Stored data:

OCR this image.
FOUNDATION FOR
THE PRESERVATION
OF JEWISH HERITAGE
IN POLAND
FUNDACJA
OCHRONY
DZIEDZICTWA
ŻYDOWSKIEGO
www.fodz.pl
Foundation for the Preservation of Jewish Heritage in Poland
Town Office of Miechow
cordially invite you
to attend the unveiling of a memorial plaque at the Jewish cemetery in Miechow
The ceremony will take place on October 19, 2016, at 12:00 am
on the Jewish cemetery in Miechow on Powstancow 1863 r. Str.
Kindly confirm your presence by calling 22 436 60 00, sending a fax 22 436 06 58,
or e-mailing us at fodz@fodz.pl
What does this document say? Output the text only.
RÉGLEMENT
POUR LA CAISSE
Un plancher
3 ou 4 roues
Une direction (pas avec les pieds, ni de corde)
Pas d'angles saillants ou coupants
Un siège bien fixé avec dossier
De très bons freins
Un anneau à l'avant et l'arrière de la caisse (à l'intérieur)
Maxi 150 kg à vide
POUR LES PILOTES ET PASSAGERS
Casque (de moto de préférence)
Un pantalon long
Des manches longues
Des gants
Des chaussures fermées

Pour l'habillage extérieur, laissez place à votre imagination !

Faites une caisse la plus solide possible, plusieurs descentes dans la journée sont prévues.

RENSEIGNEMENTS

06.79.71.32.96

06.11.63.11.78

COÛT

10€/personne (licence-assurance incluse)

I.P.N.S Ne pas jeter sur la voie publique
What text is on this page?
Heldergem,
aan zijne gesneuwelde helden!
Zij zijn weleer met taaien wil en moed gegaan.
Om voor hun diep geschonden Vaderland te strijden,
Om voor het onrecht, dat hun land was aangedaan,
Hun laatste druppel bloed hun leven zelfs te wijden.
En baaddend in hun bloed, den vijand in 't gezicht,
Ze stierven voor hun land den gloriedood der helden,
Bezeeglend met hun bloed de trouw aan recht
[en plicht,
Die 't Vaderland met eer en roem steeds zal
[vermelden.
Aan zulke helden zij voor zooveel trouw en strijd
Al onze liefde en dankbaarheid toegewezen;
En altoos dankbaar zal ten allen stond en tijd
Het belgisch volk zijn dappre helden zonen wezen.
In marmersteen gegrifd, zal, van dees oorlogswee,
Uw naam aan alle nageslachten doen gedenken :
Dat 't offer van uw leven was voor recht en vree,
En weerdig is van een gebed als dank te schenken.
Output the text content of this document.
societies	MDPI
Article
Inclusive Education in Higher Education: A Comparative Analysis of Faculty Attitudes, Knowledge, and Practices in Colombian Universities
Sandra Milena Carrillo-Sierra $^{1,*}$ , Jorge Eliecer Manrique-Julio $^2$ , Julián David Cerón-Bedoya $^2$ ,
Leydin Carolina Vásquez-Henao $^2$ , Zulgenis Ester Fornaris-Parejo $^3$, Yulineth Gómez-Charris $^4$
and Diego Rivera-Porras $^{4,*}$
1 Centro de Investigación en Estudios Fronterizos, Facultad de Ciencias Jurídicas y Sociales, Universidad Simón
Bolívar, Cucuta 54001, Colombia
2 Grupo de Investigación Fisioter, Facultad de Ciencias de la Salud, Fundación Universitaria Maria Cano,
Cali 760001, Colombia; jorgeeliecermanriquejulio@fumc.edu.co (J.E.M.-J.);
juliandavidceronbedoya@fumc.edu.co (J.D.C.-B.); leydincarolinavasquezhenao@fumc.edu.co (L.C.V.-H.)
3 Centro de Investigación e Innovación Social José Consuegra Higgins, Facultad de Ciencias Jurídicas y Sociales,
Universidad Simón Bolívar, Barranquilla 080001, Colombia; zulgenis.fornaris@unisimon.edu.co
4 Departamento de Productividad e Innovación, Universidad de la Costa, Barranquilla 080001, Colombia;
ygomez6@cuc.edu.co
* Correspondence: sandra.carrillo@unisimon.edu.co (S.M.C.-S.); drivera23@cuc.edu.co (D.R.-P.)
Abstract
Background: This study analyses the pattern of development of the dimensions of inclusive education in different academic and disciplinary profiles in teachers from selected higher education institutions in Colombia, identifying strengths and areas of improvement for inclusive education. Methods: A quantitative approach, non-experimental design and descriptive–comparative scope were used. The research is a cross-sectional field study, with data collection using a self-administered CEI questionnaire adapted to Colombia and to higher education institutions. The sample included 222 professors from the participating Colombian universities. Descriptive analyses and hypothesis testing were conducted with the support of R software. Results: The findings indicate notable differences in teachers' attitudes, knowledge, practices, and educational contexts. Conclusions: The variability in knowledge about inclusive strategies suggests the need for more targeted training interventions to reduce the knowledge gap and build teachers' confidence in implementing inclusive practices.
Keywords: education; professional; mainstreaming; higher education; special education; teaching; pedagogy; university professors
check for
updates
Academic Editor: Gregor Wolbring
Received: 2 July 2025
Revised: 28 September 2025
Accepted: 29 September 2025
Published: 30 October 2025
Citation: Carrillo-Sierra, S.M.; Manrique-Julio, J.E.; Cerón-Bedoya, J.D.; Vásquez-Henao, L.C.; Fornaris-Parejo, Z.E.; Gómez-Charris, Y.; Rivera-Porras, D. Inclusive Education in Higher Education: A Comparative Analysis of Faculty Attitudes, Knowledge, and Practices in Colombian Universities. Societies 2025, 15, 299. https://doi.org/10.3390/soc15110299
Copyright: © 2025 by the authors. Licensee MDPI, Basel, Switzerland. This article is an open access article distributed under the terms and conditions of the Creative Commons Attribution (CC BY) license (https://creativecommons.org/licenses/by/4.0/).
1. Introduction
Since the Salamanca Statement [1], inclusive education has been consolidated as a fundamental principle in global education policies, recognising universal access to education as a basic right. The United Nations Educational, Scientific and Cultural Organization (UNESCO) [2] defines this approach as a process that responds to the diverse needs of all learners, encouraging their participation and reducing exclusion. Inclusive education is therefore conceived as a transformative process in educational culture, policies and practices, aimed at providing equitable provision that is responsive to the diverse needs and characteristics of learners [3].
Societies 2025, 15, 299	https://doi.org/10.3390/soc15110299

▶ _PROBLEM TO WORK ON_: Extract lines where the string "voor" occurs.

▶ _ANSWER TO THIS PROBLEM_:
Om voor hun diep geschonden Vaderland te strijden,
Om voor het onrecht, dat hun land was aangedaan,
Ze stierven voor hun land den gloriedood der helden,
Aan zulke helden zij voor zooveel trouw en strijd
Dat 't offer van uw leven was voor recht en vree,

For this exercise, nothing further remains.